_TO DO_.
Make a verbatim copy of the entries below; pictures stay out.

Data entries for graphics
▼
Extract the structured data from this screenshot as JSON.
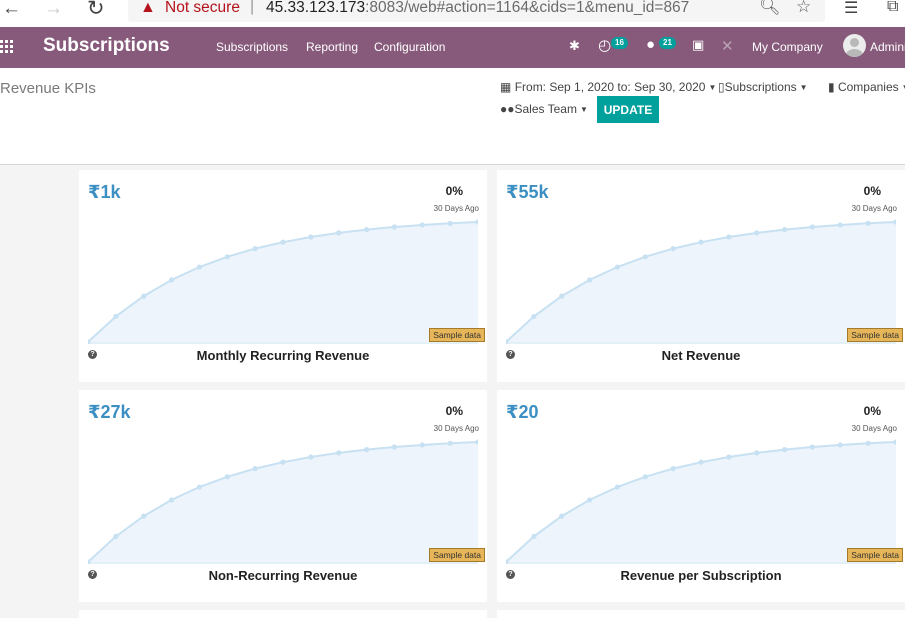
{
  "browser": {
    "security_label": "Not secure",
    "url_host": "45.33.123.173",
    "url_rest": ":8083/web#action=1164&cids=1&menu_id=867"
  },
  "navbar": {
    "app_name": "Subscriptions",
    "menu": [
      "Subscriptions",
      "Reporting",
      "Configuration"
    ],
    "activity_count": "16",
    "message_count": "21",
    "company": "My Company",
    "user": "Admini"
  },
  "control_panel": {
    "title": "Revenue KPIs",
    "date_filter": "From: Sep 1, 2020 to: Sep 30, 2020",
    "subscriptions_filter": "Subscriptions",
    "companies_filter": "Companies",
    "sales_team_filter": "Sales Team",
    "update_label": "UPDATE"
  },
  "colors": {
    "navbar": "#875a7b",
    "accent": "#00a09d",
    "kpi_value": "#3b8fc2",
    "chart_fill": "#edf4fb",
    "chart_line": "#c7e1f2",
    "sample_tag": "#e7b659"
  },
  "kpis": [
    {
      "value": "₹1k",
      "percent": "0%",
      "period": "30 Days Ago",
      "label": "Monthly Recurring Revenue",
      "sample": "Sample data"
    },
    {
      "value": "₹55k",
      "percent": "0%",
      "period": "30 Days Ago",
      "label": "Net Revenue",
      "sample": "Sample data"
    },
    {
      "value": "₹27k",
      "percent": "0%",
      "period": "30 Days Ago",
      "label": "Non-Recurring Revenue",
      "sample": "Sample data"
    },
    {
      "value": "₹20",
      "percent": "0%",
      "period": "30 Days Ago",
      "label": "Revenue per Subscription",
      "sample": "Sample data"
    }
  ]
}
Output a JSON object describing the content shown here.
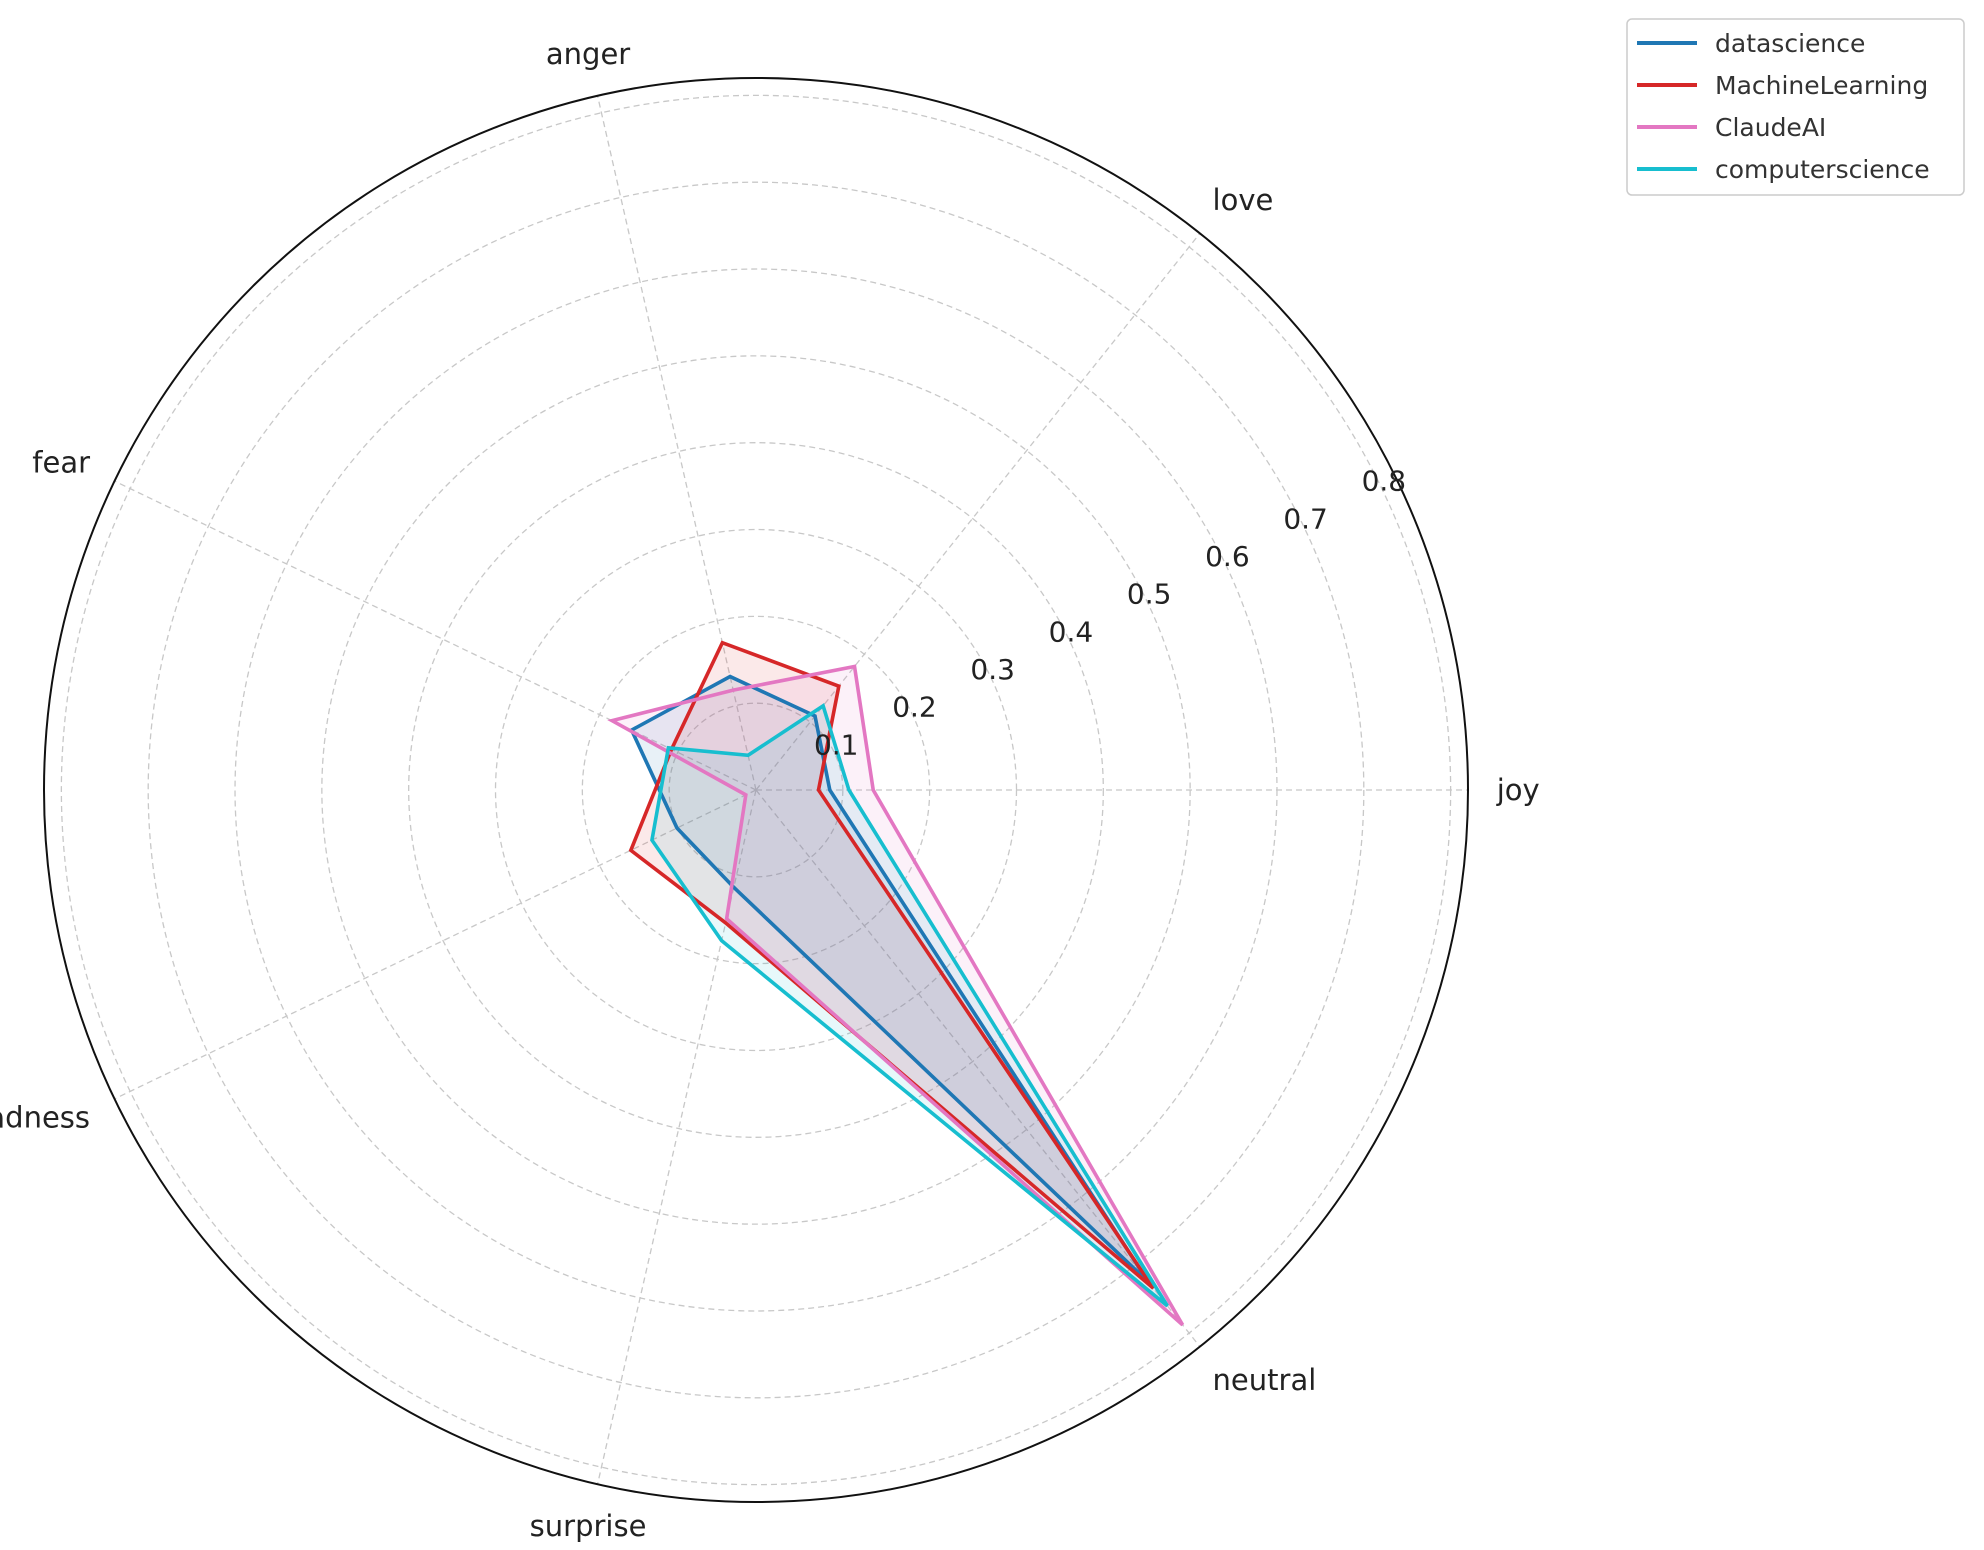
▲
_THE REPLY_.
Extract the structured data from this screenshot as JSON.
{
  "browser": {
    "security_label": "Not secure",
    "url_host": "45.33.123.173",
    "url_rest": ":8083/web#action=1164&cids=1&menu_id=867"
  },
  "navbar": {
    "app_name": "Subscriptions",
    "menu": [
      "Subscriptions",
      "Reporting",
      "Configuration"
    ],
    "activity_count": "16",
    "message_count": "21",
    "company": "My Company",
    "user": "Admini"
  },
  "control_panel": {
    "title": "Revenue KPIs",
    "date_filter": "From: Sep 1, 2020 to: Sep 30, 2020",
    "subscriptions_filter": "Subscriptions",
    "companies_filter": "Companies",
    "sales_team_filter": "Sales Team",
    "update_label": "UPDATE"
  },
  "colors": {
    "navbar": "#875a7b",
    "accent": "#00a09d",
    "kpi_value": "#3b8fc2",
    "chart_fill": "#edf4fb",
    "chart_line": "#c7e1f2",
    "sample_tag": "#e7b659"
  },
  "kpis": [
    {
      "value": "₹1k",
      "percent": "0%",
      "period": "30 Days Ago",
      "label": "Monthly Recurring Revenue",
      "sample": "Sample data"
    },
    {
      "value": "₹55k",
      "percent": "0%",
      "period": "30 Days Ago",
      "label": "Net Revenue",
      "sample": "Sample data"
    },
    {
      "value": "₹27k",
      "percent": "0%",
      "period": "30 Days Ago",
      "label": "Non-Recurring Revenue",
      "sample": "Sample data"
    },
    {
      "value": "₹20",
      "percent": "0%",
      "period": "30 Days Ago",
      "label": "Revenue per Subscription",
      "sample": "Sample data"
    }
  ]
}
Output a JSON object describing the content shown here.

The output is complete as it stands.